# [KUTIPAN TERPILIH]
──────────
3. Prinsip kekhususan dan keragaman daerah (Pasal 18 ayat 1);
4. Prinsip mengakui dan menghormati kesatuan masyarakat hokum adat
beserta hak-hak tradisionalnya (Pasal 18B ayat 2);
5. Prinsip mengakui dan menghormati pemerintahan daerah yang bersifat
khusus dan istimewa (Pasal 18 ayat 3);
6. Prinsip hubungan Pusat dan Daerah harus dilaksanakan secara selaras dan
adil (Pasal 18 ayat 2).
Hilangnya pencantuman desentralisasi dan dekonsentrasi sebagai asas penyelenggaraan
pemerintahan dalam Pasal 18 ayat (2) UUD 1945 tersebut menurut Bagir Manan
merupakan temuan para pembentuk UUD, hal itu untuk menghindari kreasi-kreasi yang
menyimpang dari makna dan tujuan pemerintahan daerah.
Sejarah menunjukkan bahwa sebelum Pasal 18 UUD 1945 diamandemen terdapat
kreativitas yang menyimpang dari semangat dan maksud serta tujuan pemerintahan
daerah. Kreasi yang menyimpang dari semangat Pasal 18 UUD 1945 justru sebagai
akibat dari pendapat Soepomo yang kemudian dijadikan sebagai penjelasan UUD 1945.
──────────
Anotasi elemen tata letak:

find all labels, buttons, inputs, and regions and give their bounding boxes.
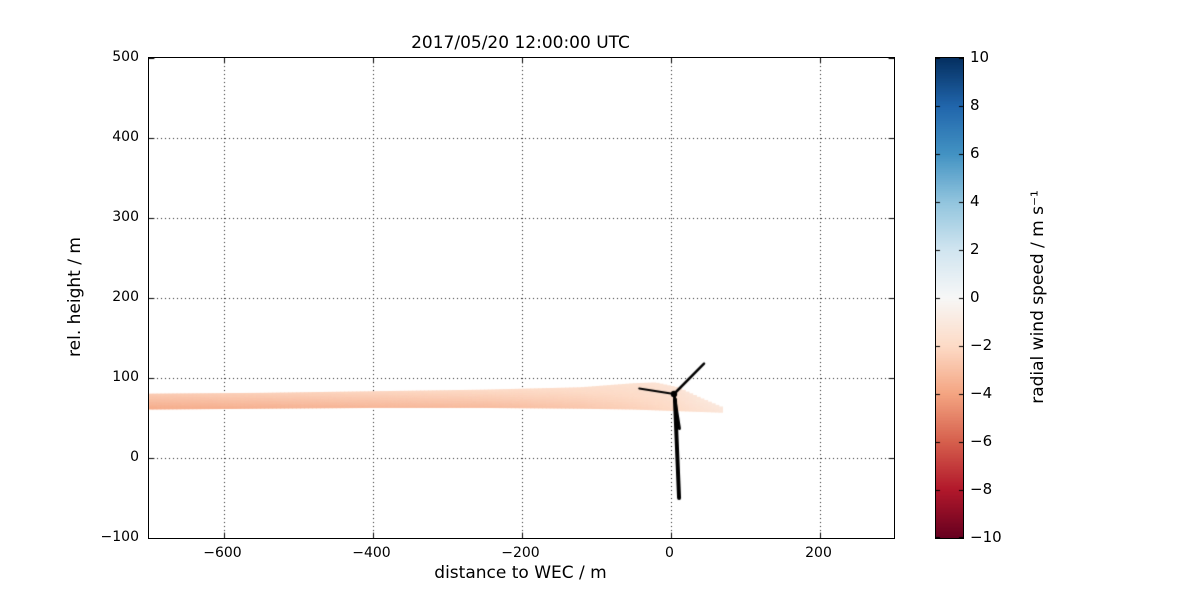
colorbar	[935, 57, 964, 539]
y-tick-label: 100	[112, 369, 139, 385]
colorbar-tick-label: −4	[970, 384, 993, 402]
x-tick-label: 0	[665, 545, 674, 561]
colorbar-tick-label: 8	[970, 96, 980, 114]
colorbar-tick-label: 6	[970, 144, 980, 162]
colorbar-tick-label: 2	[970, 240, 980, 258]
colorbar-tick-label: −10	[970, 528, 1002, 546]
y-tick-label: 0	[130, 449, 139, 465]
y-tick-label: 500	[112, 49, 139, 65]
y-tick-label: 300	[112, 209, 139, 225]
y-tick-label: 400	[112, 129, 139, 145]
colorbar-canvas	[936, 58, 963, 538]
x-tick-label: −600	[203, 545, 242, 561]
x-axis-label: distance to WEC / m	[434, 563, 607, 583]
x-tick-label: −400	[352, 545, 391, 561]
colorbar-tick-label: 0	[970, 288, 980, 306]
x-tick-label: 200	[805, 545, 832, 561]
colorbar-tick-label: 10	[970, 48, 990, 66]
x-tick-label: −200	[501, 545, 540, 561]
colorbar-tick-label: −6	[970, 432, 993, 450]
colorbar-tick-label: −8	[970, 480, 993, 498]
plot-canvas	[149, 58, 894, 538]
y-tick-label: 200	[112, 289, 139, 305]
y-tick-label: −100	[100, 529, 139, 545]
colorbar-tick-label: −2	[970, 336, 993, 354]
colorbar-tick-label: 4	[970, 192, 980, 210]
plot-area	[148, 57, 895, 539]
colorbar-label: radial wind speed / m s⁻¹	[1028, 190, 1048, 404]
plot-title: 2017/05/20 12:00:00 UTC	[411, 33, 630, 53]
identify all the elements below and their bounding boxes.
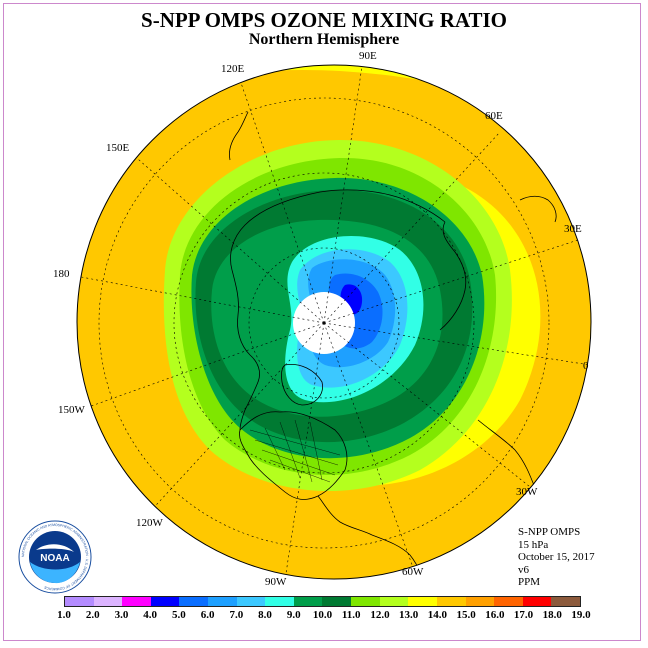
──────────
# [TUGAS YANG DIMINTA]
**a)** Salin lagi kutipan tentang pemerintahan daerah, mulai dari bagian yang memuat "3. Prinsip kekhususan" dan berhenti setelah "tujuan pemerintahan daerah.", lalu ganti kata "menghormati" dengan "menghargai".
**b)** Lanjutkan kutipan tentang pemerintahan daerah mulai dari kalimat terakhirnya.
Baris-baris data itu sama sekali tidak berkaitan dengan kutipan tentang pemerintahan daerah.

# [KUMPULAN JAWABAN]
**a)**
3. Prinsip kekhususan dan keragaman daerah (Pasal 18 ayat 1);
4. Prinsip mengakui dan menghargai kesatuan masyarakat hokum adat
beserta hak-hak tradisionalnya (Pasal 18B ayat 2);
5. Prinsip mengakui dan menghargai pemerintahan daerah yang bersifat
khusus dan istimewa (Pasal 18 ayat 3);
6. Prinsip hubungan Pusat dan Daerah harus dilaksanakan secara selaras dan
adil (Pasal 18 ayat 2).
Hilangnya pencantuman desentralisasi dan dekonsentrasi sebagai asas penyelenggaraan
pemerintahan dalam Pasal 18 ayat (2) UUD 1945 tersebut menurut Bagir Manan
merupakan temuan para pembentuk UUD, hal itu untuk menghindari kreasi-kreasi yang
menyimpang dari makna dan tujuan pemerintahan daerah.

**b)**
Kreativitas menyimpang tersebut dapat dilihat dalam UU tentang pemerintahan
daerah yang pernah berlaku yang mengamanatkan adanya wilayah administrative sebagai
pelaksanaan asas dekonsentrasi. Pasal 2 UU No. 5 Tahun 1974 menentukan bahwa:
“Dalam penyelenggaraan pemerintahan, wilayah Negara Kesatuan Republik Indonesia
dibagi dalam Daerah-Daerah Otonom dan Wilayah-wilayah Administratif’. Demikian
juga UU No. 22 Tahun 1999 masih mengamanatkan adanya wilayah administrasi, hal ini
diatur dalam Pasal 2 ayat (2) yang memberikan kedudukan Daerah Propinsi disamping
sebagai daerah otonom juga sebagai wilayah administrative. Sedangkan dalam UU No.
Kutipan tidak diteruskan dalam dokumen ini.